> GIVEN PROBLEM: Can you reproduce the following lines character for character, without changing anything?

> GIVEN ENTRIES:
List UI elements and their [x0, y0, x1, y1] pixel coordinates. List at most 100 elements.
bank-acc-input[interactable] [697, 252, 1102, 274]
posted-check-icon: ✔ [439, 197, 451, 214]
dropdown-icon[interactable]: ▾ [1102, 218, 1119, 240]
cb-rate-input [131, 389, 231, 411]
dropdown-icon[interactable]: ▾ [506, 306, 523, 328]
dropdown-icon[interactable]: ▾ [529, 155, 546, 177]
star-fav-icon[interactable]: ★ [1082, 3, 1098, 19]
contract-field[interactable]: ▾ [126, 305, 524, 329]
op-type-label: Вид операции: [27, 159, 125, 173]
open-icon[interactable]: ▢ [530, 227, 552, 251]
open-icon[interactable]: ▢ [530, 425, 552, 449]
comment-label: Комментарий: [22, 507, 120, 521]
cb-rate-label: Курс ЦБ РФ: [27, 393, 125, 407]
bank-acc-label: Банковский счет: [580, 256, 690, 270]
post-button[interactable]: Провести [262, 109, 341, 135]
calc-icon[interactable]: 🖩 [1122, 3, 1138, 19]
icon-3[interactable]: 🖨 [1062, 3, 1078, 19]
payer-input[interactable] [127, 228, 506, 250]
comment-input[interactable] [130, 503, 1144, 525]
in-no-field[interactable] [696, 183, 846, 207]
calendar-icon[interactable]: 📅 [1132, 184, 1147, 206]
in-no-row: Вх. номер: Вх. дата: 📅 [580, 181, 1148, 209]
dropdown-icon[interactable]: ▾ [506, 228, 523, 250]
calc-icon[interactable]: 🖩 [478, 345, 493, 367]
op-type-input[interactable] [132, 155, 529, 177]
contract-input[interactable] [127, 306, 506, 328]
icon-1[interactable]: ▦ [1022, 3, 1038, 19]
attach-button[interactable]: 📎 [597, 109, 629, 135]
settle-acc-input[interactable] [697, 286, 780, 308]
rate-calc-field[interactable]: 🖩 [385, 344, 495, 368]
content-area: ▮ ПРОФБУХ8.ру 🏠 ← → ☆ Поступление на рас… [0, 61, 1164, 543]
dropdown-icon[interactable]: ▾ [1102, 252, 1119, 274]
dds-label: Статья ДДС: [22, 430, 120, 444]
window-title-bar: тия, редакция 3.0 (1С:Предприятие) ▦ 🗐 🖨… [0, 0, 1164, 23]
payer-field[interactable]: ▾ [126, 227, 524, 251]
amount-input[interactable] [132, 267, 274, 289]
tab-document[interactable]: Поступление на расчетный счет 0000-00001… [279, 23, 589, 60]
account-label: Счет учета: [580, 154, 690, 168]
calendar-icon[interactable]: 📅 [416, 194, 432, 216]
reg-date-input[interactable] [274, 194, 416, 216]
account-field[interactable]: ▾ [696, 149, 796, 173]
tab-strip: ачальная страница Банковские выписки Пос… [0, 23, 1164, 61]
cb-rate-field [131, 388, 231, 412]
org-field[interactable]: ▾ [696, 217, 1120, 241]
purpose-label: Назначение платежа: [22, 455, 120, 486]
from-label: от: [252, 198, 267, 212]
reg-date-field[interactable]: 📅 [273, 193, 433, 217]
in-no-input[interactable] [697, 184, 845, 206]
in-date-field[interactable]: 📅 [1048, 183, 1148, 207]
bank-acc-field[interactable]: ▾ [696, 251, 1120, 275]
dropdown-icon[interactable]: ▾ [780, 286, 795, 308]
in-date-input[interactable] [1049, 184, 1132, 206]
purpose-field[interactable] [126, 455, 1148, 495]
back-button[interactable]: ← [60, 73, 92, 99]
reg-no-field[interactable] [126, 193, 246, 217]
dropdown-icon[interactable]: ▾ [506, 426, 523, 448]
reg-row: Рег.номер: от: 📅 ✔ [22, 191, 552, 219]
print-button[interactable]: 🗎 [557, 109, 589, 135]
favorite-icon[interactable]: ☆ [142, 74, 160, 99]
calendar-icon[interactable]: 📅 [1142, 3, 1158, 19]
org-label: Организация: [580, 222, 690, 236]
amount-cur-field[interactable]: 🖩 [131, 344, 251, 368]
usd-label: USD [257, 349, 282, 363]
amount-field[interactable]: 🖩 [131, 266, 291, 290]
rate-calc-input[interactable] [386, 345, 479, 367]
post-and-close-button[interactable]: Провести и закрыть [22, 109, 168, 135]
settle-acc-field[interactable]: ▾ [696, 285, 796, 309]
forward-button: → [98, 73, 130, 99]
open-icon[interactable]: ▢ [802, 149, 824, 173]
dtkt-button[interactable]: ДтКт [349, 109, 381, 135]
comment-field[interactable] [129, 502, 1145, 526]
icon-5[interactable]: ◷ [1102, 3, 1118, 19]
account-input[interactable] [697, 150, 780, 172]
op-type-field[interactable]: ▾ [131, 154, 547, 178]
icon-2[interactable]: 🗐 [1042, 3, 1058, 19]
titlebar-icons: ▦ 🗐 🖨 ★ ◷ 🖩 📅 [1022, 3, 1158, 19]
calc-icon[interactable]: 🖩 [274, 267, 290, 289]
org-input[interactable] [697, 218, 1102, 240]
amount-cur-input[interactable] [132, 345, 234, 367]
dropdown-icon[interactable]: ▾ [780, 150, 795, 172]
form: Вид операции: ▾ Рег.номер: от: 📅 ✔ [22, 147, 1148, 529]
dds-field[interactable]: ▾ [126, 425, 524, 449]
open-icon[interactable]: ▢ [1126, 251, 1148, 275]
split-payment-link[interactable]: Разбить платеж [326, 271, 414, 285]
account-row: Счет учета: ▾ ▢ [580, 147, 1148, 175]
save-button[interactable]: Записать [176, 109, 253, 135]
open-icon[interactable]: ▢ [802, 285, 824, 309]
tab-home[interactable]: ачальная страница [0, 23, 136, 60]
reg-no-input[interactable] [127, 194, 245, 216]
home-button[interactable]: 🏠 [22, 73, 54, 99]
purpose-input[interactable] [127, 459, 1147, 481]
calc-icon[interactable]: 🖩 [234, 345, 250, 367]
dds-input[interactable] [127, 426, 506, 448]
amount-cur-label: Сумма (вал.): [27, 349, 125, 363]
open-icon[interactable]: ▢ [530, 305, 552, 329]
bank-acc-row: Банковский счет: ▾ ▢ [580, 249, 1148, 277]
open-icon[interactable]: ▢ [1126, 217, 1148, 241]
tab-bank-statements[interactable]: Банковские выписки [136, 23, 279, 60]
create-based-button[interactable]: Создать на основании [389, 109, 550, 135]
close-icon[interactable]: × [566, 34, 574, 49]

> COMPLETE RESPONSE:
List UI elements and their [x0, y0, x1, y1] pixel coordinates. List at most 100 elements.
bank-acc-input[interactable] [697, 252, 1102, 274]
posted-check-icon: ✔ [439, 197, 451, 214]
dropdown-icon[interactable]: ▾ [1102, 218, 1119, 240]
cb-rate-input [131, 389, 231, 411]
dropdown-icon[interactable]: ▾ [506, 306, 523, 328]
dropdown-icon[interactable]: ▾ [529, 155, 546, 177]
star-fav-icon[interactable]: ★ [1082, 3, 1098, 19]
contract-field[interactable]: ▾ [126, 305, 524, 329]
op-type-label: Вид операции: [27, 159, 125, 173]
open-icon[interactable]: ▢ [530, 227, 552, 251]
open-icon[interactable]: ▢ [530, 425, 552, 449]
comment-label: Комментарий: [22, 507, 120, 521]
cb-rate-label: Курс ЦБ РФ: [27, 393, 125, 407]
bank-acc-label: Банковский счет: [580, 256, 690, 270]
post-button[interactable]: Провести [262, 109, 341, 135]
calc-icon[interactable]: 🖩 [1122, 3, 1138, 19]
icon-3[interactable]: 🖨 [1062, 3, 1078, 19]
payer-input[interactable] [127, 228, 506, 250]
comment-input[interactable] [130, 503, 1144, 525]
in-no-field[interactable] [696, 183, 846, 207]
calendar-icon[interactable]: 📅 [1132, 184, 1147, 206]
in-no-row: Вх. номер: Вх. дата: 📅 [580, 181, 1148, 209]
dropdown-icon[interactable]: ▾ [506, 228, 523, 250]
calc-icon[interactable]: 🖩 [478, 345, 493, 367]
op-type-input[interactable] [132, 155, 529, 177]
contract-input[interactable] [127, 306, 506, 328]
icon-1[interactable]: ▦ [1022, 3, 1038, 19]
attach-button[interactable]: 📎 [597, 109, 629, 135]
settle-acc-input[interactable] [697, 286, 780, 308]
rate-calc-field[interactable]: 🖩 [385, 344, 495, 368]
content-area: ▮ ПРОФБУХ8.ру 🏠 ← → ☆ Поступление на рас… [0, 61, 1164, 543]
dropdown-icon[interactable]: ▾ [1102, 252, 1119, 274]
dds-label: Статья ДДС: [22, 430, 120, 444]
window-title-bar: тия, редакция 3.0 (1С:Предприятие) ▦ 🗐 🖨… [0, 0, 1164, 23]
payer-field[interactable]: ▾ [126, 227, 524, 251]
amount-input[interactable] [132, 267, 274, 289]
tab-document[interactable]: Поступление на расчетный счет 0000-00001… [279, 23, 589, 60]
account-label: Счет учета: [580, 154, 690, 168]
calendar-icon[interactable]: 📅 [416, 194, 432, 216]
reg-date-input[interactable] [274, 194, 416, 216]
account-field[interactable]: ▾ [696, 149, 796, 173]
tab-strip: ачальная страница Банковские выписки Пос… [0, 23, 1164, 61]
cb-rate-field [131, 388, 231, 412]
org-field[interactable]: ▾ [696, 217, 1120, 241]
purpose-label: Назначение платежа: [22, 455, 120, 486]
from-label: от: [252, 198, 267, 212]
reg-date-field[interactable]: 📅 [273, 193, 433, 217]
in-no-input[interactable] [697, 184, 845, 206]
in-date-field[interactable]: 📅 [1048, 183, 1148, 207]
bank-acc-field[interactable]: ▾ [696, 251, 1120, 275]
dropdown-icon[interactable]: ▾ [780, 286, 795, 308]
in-date-input[interactable] [1049, 184, 1132, 206]
purpose-field[interactable] [126, 455, 1148, 495]
back-button[interactable]: ← [60, 73, 92, 99]
reg-no-field[interactable] [126, 193, 246, 217]
dropdown-icon[interactable]: ▾ [506, 426, 523, 448]
reg-row: Рег.номер: от: 📅 ✔ [22, 191, 552, 219]
print-button[interactable]: 🗎 [557, 109, 589, 135]
favorite-icon[interactable]: ☆ [142, 74, 160, 99]
calendar-icon[interactable]: 📅 [1142, 3, 1158, 19]
org-label: Организация: [580, 222, 690, 236]
amount-cur-field[interactable]: 🖩 [131, 344, 251, 368]
usd-label: USD [257, 349, 282, 363]
amount-field[interactable]: 🖩 [131, 266, 291, 290]
rate-calc-input[interactable] [386, 345, 479, 367]
post-and-close-button[interactable]: Провести и закрыть [22, 109, 168, 135]
settle-acc-field[interactable]: ▾ [696, 285, 796, 309]
forward-button: → [98, 73, 130, 99]
open-icon[interactable]: ▢ [802, 149, 824, 173]
dtkt-button[interactable]: ДтКт [349, 109, 381, 135]
comment-field[interactable] [129, 502, 1145, 526]
icon-5[interactable]: ◷ [1102, 3, 1118, 19]
account-input[interactable] [697, 150, 780, 172]
op-type-field[interactable]: ▾ [131, 154, 547, 178]
icon-2[interactable]: 🗐 [1042, 3, 1058, 19]
titlebar-icons: ▦ 🗐 🖨 ★ ◷ 🖩 📅 [1022, 3, 1158, 19]
calc-icon[interactable]: 🖩 [274, 267, 290, 289]
org-input[interactable] [697, 218, 1102, 240]
amount-cur-input[interactable] [132, 345, 234, 367]
dropdown-icon[interactable]: ▾ [780, 150, 795, 172]
form: Вид операции: ▾ Рег.номер: от: 📅 ✔ [22, 147, 1148, 529]
dds-field[interactable]: ▾ [126, 425, 524, 449]
open-icon[interactable]: ▢ [1126, 251, 1148, 275]
split-payment-link[interactable]: Разбить платеж [326, 271, 414, 285]
account-row: Счет учета: ▾ ▢ [580, 147, 1148, 175]
save-button[interactable]: Записать [176, 109, 253, 135]
open-icon[interactable]: ▢ [802, 285, 824, 309]
tab-home[interactable]: ачальная страница [0, 23, 136, 60]
reg-no-input[interactable] [127, 194, 245, 216]
home-button[interactable]: 🏠 [22, 73, 54, 99]
purpose-input[interactable] [127, 459, 1147, 481]
calc-icon[interactable]: 🖩 [234, 345, 250, 367]
dds-input[interactable] [127, 426, 506, 448]
amount-cur-label: Сумма (вал.): [27, 349, 125, 363]
open-icon[interactable]: ▢ [530, 305, 552, 329]
bank-acc-row: Банковский счет: ▾ ▢ [580, 249, 1148, 277]
open-icon[interactable]: ▢ [1126, 217, 1148, 241]
tab-bank-statements[interactable]: Банковские выписки [136, 23, 279, 60]
create-based-button[interactable]: Создать на основании [389, 109, 550, 135]
close-icon[interactable]: × [566, 34, 574, 49]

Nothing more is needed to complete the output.